WRITTEN TASKS -
1) Summarize the passage on measuring event success in two sentences.
2) Answer these questions using the passage on measuring event success:
(a) How many measurement methods does it promise to present?
(b) What exception does it give to the expectation that events bring in more money than they cost?
(c) What should the goal of a measurement initiative balance gauging ROI against?
3) Proceed with the passage on measuring event success, starting right after its final sentence.

--- Start SOURCE ---

For just about anyone with a job and some accountability, there exist some measurement parameters to gauge how they are doing and push them to achieve more.
In the events world, the factors measured might be a simple as total attendance or revenues versus expenses. Or, it could be as complex as weighing a number of metrics, from customer satisfaction surveys to continuing education credits awarded to participant’s demonstration of knowledge gained.
For event planners juggling multiple responsibilities, the goal of any measurement initiative should find a balance between gauging ROI and the amount of time and resources necessary to conduct the analysis.
Here are five not-so-time-consuming methods of measuring the success of your events. And, amazingly enough, many of them can be generated using your complete registration management system.
With very few exceptions (one being your event is free), the bean counters in the organization would like for your programs and events to bring in more money than they cost. Your mission as an event planner is to create a budget, stick to it, and market your event to increase attendance so that ultimately, revenues outpace expenses.

--- End SOURCE ---
--- Start LISTED ENTRIES ---

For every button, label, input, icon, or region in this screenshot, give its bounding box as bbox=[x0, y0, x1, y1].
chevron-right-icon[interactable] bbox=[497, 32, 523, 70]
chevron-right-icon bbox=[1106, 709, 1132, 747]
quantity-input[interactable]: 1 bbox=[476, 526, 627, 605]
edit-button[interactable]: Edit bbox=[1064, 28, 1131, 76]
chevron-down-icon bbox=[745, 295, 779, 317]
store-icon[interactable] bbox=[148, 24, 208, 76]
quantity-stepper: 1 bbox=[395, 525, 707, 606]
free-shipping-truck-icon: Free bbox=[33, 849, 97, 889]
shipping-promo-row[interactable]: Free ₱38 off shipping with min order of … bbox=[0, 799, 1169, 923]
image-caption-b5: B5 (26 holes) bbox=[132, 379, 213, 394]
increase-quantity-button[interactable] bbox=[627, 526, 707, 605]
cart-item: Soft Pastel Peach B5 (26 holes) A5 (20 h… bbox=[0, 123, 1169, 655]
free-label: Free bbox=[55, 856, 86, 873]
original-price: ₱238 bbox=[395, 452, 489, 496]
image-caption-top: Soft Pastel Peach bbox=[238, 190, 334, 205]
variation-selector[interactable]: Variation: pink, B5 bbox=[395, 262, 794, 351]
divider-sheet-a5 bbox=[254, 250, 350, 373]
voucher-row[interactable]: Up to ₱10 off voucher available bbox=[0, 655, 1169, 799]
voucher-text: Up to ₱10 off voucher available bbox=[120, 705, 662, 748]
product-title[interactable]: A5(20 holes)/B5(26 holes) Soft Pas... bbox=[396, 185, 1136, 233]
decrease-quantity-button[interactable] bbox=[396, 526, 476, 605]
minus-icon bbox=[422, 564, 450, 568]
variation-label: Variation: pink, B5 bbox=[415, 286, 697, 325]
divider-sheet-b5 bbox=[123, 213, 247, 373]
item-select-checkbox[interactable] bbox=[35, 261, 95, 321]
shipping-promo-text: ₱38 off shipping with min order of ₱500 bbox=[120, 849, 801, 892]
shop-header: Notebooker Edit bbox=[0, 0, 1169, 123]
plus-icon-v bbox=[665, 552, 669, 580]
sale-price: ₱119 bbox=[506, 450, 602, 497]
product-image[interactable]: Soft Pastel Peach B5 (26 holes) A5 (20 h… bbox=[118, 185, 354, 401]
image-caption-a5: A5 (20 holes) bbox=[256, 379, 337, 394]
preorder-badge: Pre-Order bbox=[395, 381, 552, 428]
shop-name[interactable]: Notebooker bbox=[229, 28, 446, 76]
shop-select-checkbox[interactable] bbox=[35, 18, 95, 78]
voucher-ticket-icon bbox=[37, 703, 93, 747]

--- End LISTED ENTRIES ---

ANSWERS FOR THE TASKS -
1) Event success can be measured by factors ranging from simple attendance or revenue-versus-expense figures to several combined metrics such as customer satisfaction surveys and continuing education credits. Planners should balance gauging ROI against the time and resources the analysis requires, and the passage offers five not-so-time-consuming methods, many of which a complete registration management system can generate.

2)
(a) Five.
(b) The event being free.
(c) The amount of time and resources necessary to conduct the analysis.

3)
There are a gazillion resources out there to help you pull this off efficiently (plus tips on what not to do), and some registration software even includes a budgeting component and financial reporting to help you better manage the monetary side of event administration.
If you offer multiple events each year, one of the simplest and easiest forms of measurement to track is your registration or attendance numbers. That data – typically available in your registration software – will allow you to make comparisons year-over-year, month-over-month or even week-over-week. You can break it down by event, by a series of events or by total events to get a great picture of how participation in your program is tracking.
You can combine that data with the relevant marketing efforts over specific periods of time for specific events to get a better idea of what works and what doesn’t when it comes to attracting participants.
3. Customer Satisfaction
Evaluation tools built into the better registration software systems will allow you to survey your event participants to assess their thoughts about your event(s). You can ask virtually any question you want to get the data you need, and if you keep your evaluations consistent year-over-year, you can gauge how customer satisfaction is trending over time.
A number of large organizations use what’s called the Net Promoter Score (NPS), an industry standard of sorts that uses a 0-10 scale to divide every company’s customers into three groups: detractors (0-6), passives (7-8) and promoters (9-10). So, if you were to ask a customer how likely they are to recommend your event to a friend or colleague, a mark from 0-6 would indicate that individual is a detractor, an unhappy customer who might damage your brand via negative word-of-mouth. A mark of 7 or 8 indicates a “passive,” a satisfied but unenthusiastic customer vulnerable to competitive offerings. A 9 or 10 indicates a loyal enthusiastic who will keep buying and refer others.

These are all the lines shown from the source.